EXERCISE DIRECTIONS:
Read the records and gather each line that includes "Volatility".

RECORD EXCERPTS:
------

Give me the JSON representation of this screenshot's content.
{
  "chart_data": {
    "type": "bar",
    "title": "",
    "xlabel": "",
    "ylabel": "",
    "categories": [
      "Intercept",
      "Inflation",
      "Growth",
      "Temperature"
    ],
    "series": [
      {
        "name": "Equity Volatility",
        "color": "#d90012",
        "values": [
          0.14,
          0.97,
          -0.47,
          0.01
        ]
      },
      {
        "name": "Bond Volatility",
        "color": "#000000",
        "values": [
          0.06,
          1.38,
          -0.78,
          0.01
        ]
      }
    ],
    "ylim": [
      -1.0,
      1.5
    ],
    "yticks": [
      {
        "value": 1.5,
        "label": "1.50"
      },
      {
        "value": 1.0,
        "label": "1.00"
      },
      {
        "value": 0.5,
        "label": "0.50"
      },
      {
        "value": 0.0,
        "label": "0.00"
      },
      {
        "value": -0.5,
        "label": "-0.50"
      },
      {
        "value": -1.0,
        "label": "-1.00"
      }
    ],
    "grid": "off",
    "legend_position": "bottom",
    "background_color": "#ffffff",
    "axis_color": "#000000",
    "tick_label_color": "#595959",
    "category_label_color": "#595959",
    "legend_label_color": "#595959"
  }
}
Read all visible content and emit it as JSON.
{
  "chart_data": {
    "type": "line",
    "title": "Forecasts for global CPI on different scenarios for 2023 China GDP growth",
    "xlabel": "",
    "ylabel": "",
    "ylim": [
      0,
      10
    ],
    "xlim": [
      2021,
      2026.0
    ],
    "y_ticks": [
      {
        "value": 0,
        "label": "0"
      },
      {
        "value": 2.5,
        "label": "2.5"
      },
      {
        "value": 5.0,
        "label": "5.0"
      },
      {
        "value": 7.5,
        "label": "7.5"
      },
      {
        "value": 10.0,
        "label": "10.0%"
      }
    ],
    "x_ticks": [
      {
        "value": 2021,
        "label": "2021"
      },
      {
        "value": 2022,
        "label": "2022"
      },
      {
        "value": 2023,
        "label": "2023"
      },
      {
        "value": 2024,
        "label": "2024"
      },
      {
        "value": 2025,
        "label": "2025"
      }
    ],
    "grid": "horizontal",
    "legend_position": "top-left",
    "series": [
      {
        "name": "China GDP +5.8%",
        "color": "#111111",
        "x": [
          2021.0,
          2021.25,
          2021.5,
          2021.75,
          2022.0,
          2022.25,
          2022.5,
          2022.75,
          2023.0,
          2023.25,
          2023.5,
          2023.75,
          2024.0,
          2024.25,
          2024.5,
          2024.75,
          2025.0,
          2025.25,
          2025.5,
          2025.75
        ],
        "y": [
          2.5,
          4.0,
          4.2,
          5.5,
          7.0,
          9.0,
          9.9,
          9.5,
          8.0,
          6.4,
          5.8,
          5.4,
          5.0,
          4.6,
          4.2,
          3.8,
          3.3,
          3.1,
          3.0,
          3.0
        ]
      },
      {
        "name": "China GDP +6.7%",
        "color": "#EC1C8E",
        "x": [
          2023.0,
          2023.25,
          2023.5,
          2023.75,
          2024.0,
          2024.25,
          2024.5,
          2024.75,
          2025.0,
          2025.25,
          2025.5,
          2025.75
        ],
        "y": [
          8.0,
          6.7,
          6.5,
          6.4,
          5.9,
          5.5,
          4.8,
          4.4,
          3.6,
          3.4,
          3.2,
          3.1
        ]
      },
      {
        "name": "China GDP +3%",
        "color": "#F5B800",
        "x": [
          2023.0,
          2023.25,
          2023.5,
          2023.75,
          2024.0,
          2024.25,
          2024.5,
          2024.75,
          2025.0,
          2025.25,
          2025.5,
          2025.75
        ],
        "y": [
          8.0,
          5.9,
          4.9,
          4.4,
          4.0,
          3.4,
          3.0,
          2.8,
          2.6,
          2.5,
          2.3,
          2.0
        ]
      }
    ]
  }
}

------

RESULT OF THE EXERCISE:
        "name": "Equity Volatility",
        "name": "Bond Volatility",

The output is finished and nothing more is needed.